§ **Direction**: Transcribe the entries below exactly; leave every image out.
====== Input ======
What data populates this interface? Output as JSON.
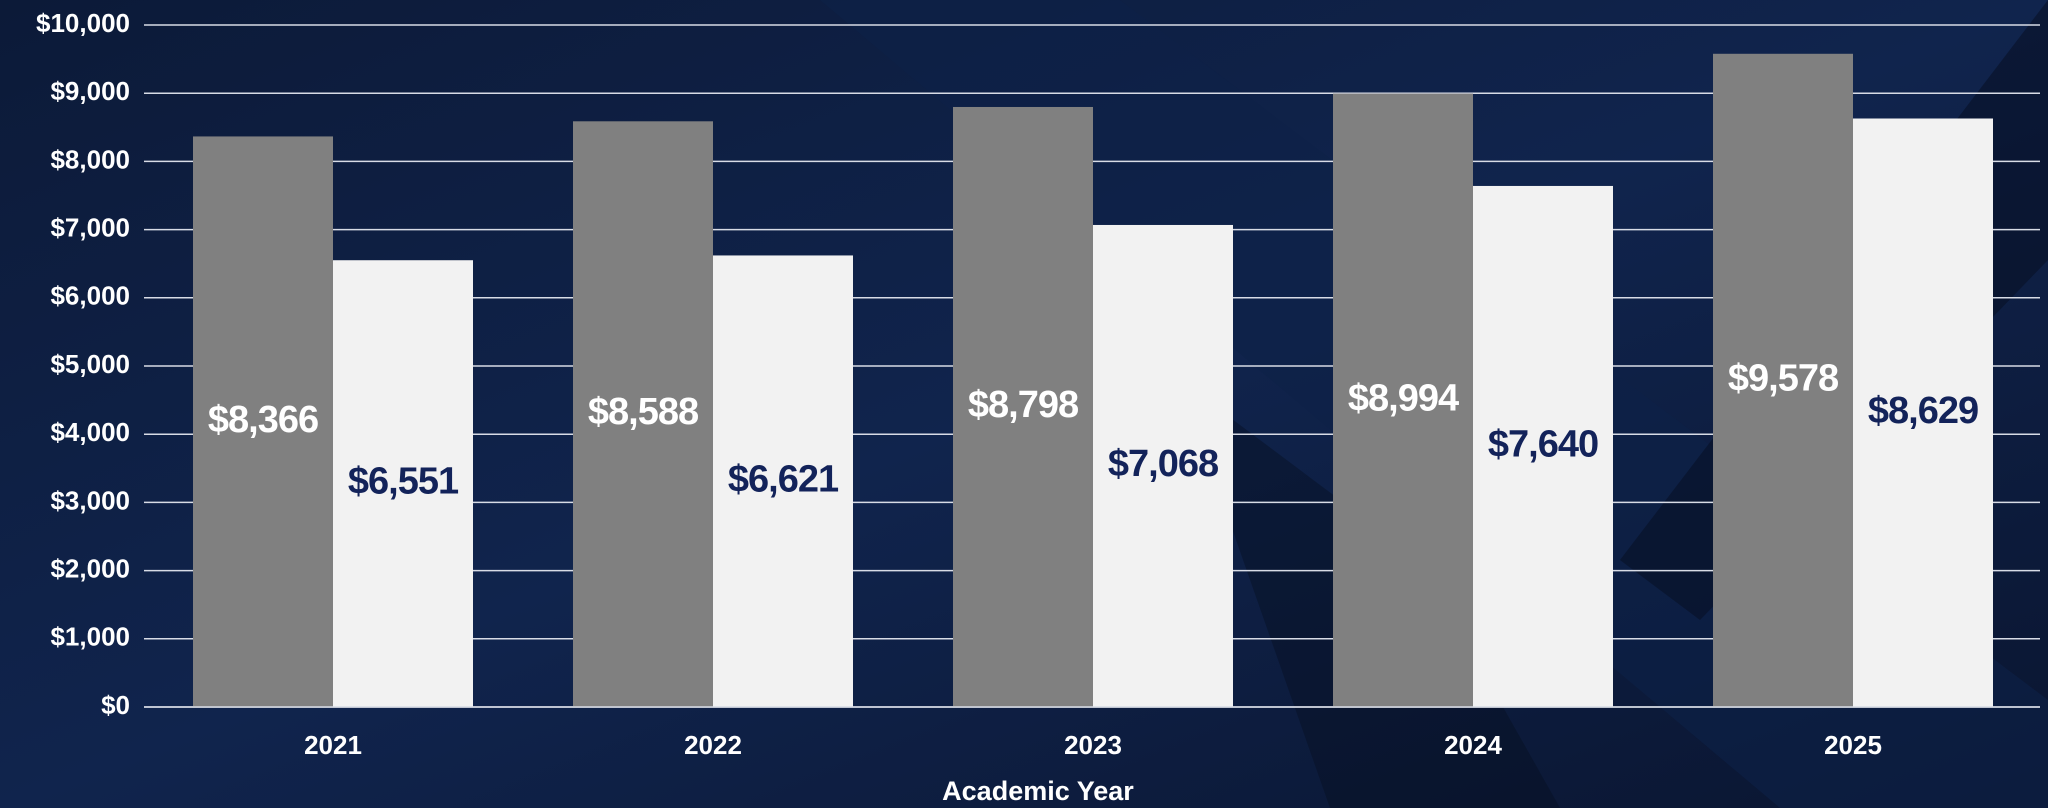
{
  "chart_data": {
    "type": "bar",
    "x_label": "Academic Year",
    "categories": [
      "2021",
      "2022",
      "2023",
      "2024",
      "2025"
    ],
    "series": [
      {
        "color": "#808080",
        "label_color": "#ffffff",
        "values": [
          8366,
          8588,
          8798,
          8994,
          9578
        ],
        "value_labels": [
          "$8,366",
          "$8,588",
          "$8,798",
          "$8,994",
          "$9,578"
        ]
      },
      {
        "color": "#f2f2f2",
        "label_color": "#13235a",
        "values": [
          6551,
          6621,
          7068,
          7640,
          8629
        ],
        "value_labels": [
          "$6,551",
          "$6,621",
          "$7,068",
          "$7,640",
          "$8,629"
        ]
      }
    ],
    "ylim": [
      0,
      10000
    ],
    "yticks": [
      {
        "value": 0,
        "label": "$0"
      },
      {
        "value": 1000,
        "label": "$1,000"
      },
      {
        "value": 2000,
        "label": "$2,000"
      },
      {
        "value": 3000,
        "label": "$3,000"
      },
      {
        "value": 4000,
        "label": "$4,000"
      },
      {
        "value": 5000,
        "label": "$5,000"
      },
      {
        "value": 6000,
        "label": "$6,000"
      },
      {
        "value": 7000,
        "label": "$7,000"
      },
      {
        "value": 8000,
        "label": "$8,000"
      },
      {
        "value": 9000,
        "label": "$9,000"
      },
      {
        "value": 10000,
        "label": "$10,000"
      }
    ],
    "grid": true
  }
}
======
§ **Result of this exercise**:
What data populates this interface? Output as JSON.
{
  "chart_data": {
    "type": "bar",
    "x_label": "Academic Year",
    "categories": [
      "2021",
      "2022",
      "2023",
      "2024",
      "2025"
    ],
    "series": [
      {
        "color": "#808080",
        "label_color": "#ffffff",
        "values": [
          8366,
          8588,
          8798,
          8994,
          9578
        ],
        "value_labels": [
          "$8,366",
          "$8,588",
          "$8,798",
          "$8,994",
          "$9,578"
        ]
      },
      {
        "color": "#f2f2f2",
        "label_color": "#13235a",
        "values": [
          6551,
          6621,
          7068,
          7640,
          8629
        ],
        "value_labels": [
          "$6,551",
          "$6,621",
          "$7,068",
          "$7,640",
          "$8,629"
        ]
      }
    ],
    "ylim": [
      0,
      10000
    ],
    "yticks": [
      {
        "value": 0,
        "label": "$0"
      },
      {
        "value": 1000,
        "label": "$1,000"
      },
      {
        "value": 2000,
        "label": "$2,000"
      },
      {
        "value": 3000,
        "label": "$3,000"
      },
      {
        "value": 4000,
        "label": "$4,000"
      },
      {
        "value": 5000,
        "label": "$5,000"
      },
      {
        "value": 6000,
        "label": "$6,000"
      },
      {
        "value": 7000,
        "label": "$7,000"
      },
      {
        "value": 8000,
        "label": "$8,000"
      },
      {
        "value": 9000,
        "label": "$9,000"
      },
      {
        "value": 10000,
        "label": "$10,000"
      }
    ],
    "grid": true
  }
}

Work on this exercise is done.